* **Exercise aim**
Beneath this task is a listing. State how many of its lines include the string "ΜΕΣΣΗΝΙΑΣ", giving nothing but the number.

Start Listed entries

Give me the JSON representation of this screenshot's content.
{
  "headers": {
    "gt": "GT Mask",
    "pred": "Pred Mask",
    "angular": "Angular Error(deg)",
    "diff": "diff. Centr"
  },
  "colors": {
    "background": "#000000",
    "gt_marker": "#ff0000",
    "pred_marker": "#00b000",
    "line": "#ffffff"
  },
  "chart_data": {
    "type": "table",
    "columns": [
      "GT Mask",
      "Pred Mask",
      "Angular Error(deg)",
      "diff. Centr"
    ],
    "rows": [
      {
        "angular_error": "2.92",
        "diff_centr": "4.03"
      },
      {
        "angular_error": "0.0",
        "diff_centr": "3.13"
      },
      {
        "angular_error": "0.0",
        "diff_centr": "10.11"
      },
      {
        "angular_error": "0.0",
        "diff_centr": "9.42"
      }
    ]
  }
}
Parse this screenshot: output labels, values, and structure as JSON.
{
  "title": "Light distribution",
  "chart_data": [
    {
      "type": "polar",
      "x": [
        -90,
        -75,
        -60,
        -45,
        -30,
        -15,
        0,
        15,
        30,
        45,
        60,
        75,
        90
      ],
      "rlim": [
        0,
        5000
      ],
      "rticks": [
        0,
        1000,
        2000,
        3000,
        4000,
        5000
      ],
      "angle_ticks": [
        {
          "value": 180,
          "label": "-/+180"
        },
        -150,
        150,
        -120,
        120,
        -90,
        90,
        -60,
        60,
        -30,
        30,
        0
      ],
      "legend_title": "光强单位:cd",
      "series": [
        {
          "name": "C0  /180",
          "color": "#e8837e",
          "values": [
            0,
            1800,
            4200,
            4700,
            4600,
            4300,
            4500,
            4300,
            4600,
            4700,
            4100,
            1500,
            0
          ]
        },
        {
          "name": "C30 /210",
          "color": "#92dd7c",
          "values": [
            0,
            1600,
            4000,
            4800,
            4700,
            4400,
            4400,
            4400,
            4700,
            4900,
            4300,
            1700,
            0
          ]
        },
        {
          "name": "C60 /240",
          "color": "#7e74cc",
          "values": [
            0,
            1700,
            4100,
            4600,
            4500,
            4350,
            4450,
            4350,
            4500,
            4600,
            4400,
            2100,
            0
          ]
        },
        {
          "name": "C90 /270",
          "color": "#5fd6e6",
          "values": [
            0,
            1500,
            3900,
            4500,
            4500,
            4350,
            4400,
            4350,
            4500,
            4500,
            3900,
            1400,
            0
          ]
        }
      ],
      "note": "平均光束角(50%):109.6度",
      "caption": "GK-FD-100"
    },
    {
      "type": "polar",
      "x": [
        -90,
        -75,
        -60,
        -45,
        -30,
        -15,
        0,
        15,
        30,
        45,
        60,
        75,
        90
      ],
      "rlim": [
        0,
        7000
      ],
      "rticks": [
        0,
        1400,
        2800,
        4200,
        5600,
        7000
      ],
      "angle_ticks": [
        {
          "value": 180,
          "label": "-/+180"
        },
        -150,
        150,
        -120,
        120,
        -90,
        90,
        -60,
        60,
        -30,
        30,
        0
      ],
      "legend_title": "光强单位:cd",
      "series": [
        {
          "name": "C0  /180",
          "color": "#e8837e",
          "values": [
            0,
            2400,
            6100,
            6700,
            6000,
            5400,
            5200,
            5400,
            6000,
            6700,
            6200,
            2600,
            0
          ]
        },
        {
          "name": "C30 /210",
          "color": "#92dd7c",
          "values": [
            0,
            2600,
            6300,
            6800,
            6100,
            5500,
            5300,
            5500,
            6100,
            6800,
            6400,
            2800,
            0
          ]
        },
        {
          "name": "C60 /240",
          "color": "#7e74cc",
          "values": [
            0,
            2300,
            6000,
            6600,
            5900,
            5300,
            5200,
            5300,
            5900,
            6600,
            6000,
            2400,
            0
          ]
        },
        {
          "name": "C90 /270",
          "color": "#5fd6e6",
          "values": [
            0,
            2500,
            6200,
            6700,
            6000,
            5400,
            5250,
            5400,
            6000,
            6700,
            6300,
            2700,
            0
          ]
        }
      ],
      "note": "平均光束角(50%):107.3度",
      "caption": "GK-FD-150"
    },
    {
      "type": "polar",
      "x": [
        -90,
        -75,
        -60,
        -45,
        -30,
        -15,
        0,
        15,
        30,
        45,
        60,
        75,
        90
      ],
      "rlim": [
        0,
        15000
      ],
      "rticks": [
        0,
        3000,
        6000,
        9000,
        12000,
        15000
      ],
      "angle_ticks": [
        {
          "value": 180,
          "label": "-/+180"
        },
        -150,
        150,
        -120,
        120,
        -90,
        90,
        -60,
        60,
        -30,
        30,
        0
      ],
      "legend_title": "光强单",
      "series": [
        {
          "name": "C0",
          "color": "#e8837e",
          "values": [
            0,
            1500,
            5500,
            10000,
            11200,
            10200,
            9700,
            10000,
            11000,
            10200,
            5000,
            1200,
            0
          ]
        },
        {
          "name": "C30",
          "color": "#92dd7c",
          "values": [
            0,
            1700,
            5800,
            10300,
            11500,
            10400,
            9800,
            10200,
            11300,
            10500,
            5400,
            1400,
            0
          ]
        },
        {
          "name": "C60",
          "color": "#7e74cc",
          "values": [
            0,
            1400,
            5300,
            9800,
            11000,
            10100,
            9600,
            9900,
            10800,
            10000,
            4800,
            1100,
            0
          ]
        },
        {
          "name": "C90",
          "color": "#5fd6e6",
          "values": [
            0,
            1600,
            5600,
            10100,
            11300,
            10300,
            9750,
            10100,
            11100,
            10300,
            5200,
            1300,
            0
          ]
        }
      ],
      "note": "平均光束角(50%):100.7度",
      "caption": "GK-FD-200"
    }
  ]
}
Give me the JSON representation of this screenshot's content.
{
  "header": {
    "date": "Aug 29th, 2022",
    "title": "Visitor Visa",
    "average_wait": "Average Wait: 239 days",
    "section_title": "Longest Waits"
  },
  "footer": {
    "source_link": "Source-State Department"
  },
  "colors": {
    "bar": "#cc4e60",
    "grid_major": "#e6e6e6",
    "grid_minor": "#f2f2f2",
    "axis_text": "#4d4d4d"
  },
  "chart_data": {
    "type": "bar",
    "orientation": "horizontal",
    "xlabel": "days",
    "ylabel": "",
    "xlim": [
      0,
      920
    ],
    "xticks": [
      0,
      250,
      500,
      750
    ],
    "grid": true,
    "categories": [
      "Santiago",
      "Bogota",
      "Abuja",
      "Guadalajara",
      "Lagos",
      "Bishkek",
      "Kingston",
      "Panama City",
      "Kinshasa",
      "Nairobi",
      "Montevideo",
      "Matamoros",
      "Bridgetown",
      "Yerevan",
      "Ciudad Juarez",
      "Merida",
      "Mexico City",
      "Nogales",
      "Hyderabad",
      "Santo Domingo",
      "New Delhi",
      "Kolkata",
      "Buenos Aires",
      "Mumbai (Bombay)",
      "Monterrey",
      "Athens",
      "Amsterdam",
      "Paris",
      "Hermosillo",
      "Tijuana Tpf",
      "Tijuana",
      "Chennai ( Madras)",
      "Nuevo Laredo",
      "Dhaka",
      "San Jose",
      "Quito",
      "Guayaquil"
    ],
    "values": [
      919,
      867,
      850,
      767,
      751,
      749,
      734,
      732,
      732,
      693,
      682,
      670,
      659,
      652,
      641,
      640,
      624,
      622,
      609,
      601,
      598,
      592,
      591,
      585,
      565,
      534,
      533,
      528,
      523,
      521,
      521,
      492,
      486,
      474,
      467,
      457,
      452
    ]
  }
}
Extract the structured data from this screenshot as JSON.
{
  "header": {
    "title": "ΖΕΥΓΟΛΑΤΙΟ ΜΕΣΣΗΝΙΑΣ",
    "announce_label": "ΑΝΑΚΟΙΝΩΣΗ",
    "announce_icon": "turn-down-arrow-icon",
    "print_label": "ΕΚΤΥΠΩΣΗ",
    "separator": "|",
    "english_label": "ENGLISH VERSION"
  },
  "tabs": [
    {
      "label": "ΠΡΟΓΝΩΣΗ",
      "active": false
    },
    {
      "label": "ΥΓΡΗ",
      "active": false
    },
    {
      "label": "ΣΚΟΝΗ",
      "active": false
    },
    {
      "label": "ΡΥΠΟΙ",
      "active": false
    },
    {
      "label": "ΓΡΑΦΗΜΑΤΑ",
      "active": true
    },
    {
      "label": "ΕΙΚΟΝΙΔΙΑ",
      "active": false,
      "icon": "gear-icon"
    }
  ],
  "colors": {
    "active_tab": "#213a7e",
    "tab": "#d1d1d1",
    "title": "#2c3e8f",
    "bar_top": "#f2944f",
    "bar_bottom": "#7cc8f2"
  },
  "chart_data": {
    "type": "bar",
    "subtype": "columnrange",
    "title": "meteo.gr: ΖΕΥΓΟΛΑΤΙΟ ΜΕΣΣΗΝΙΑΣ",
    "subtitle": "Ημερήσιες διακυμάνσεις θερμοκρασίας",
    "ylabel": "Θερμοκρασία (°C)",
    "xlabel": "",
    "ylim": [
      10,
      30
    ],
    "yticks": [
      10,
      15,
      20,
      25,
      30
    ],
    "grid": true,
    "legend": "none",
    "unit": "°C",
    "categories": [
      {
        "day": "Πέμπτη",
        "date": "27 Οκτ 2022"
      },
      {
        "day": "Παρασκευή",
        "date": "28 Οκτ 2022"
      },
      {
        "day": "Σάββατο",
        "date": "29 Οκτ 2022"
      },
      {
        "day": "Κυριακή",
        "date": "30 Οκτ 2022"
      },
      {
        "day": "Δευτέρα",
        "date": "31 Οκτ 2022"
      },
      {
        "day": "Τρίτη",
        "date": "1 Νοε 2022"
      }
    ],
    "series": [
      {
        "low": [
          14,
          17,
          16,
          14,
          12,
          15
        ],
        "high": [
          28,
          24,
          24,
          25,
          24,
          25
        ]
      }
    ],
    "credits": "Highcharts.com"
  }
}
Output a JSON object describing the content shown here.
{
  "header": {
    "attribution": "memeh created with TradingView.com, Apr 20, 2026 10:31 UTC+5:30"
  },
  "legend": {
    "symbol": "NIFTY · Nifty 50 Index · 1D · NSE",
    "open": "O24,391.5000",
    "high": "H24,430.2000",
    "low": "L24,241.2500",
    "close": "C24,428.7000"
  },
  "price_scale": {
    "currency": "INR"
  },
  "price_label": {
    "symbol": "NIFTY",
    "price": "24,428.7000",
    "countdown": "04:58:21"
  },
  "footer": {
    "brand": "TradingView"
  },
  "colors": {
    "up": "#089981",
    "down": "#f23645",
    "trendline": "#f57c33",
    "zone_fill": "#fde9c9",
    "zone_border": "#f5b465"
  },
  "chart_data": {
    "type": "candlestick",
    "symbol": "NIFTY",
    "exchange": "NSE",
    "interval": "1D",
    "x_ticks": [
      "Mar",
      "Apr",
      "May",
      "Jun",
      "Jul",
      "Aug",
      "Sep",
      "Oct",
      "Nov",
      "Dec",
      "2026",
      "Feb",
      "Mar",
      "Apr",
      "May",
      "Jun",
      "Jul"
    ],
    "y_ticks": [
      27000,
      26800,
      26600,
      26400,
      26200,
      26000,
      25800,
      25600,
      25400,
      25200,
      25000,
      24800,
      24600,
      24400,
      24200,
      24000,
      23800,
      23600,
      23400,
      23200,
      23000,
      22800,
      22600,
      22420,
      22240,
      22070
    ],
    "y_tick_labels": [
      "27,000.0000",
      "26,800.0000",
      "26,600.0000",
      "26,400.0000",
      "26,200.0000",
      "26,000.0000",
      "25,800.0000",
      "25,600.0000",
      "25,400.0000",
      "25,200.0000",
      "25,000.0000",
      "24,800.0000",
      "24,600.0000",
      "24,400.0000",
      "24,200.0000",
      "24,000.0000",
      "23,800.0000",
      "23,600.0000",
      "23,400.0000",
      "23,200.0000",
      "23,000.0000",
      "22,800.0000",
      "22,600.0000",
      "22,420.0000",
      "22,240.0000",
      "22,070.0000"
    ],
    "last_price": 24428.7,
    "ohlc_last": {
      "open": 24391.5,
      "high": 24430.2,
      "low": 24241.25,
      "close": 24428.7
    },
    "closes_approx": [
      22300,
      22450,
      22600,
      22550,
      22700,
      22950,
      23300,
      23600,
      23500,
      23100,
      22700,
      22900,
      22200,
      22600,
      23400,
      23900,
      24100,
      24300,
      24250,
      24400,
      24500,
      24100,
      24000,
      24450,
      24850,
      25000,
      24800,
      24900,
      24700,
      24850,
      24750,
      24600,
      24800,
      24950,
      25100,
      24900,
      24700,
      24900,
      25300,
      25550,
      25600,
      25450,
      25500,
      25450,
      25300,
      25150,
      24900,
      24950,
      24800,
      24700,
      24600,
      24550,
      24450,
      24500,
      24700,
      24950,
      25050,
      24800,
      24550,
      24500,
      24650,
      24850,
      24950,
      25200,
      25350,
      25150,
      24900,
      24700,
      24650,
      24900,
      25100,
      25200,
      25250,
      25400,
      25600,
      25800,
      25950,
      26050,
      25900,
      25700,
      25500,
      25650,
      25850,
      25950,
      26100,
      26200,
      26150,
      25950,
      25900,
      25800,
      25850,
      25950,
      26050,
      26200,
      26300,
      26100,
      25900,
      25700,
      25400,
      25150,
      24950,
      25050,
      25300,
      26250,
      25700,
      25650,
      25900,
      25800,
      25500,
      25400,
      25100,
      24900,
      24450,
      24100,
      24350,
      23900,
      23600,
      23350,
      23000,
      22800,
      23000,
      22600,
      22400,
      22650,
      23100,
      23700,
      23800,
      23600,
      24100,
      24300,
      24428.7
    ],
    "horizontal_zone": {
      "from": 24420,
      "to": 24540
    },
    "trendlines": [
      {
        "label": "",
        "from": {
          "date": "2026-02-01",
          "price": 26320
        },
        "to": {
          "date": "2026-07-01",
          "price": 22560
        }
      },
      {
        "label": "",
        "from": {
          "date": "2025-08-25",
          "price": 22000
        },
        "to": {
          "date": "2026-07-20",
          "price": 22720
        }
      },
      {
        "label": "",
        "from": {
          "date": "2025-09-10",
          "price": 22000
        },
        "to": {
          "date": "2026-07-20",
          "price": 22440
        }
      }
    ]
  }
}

End Listed entries

* **Response to this exercise**
2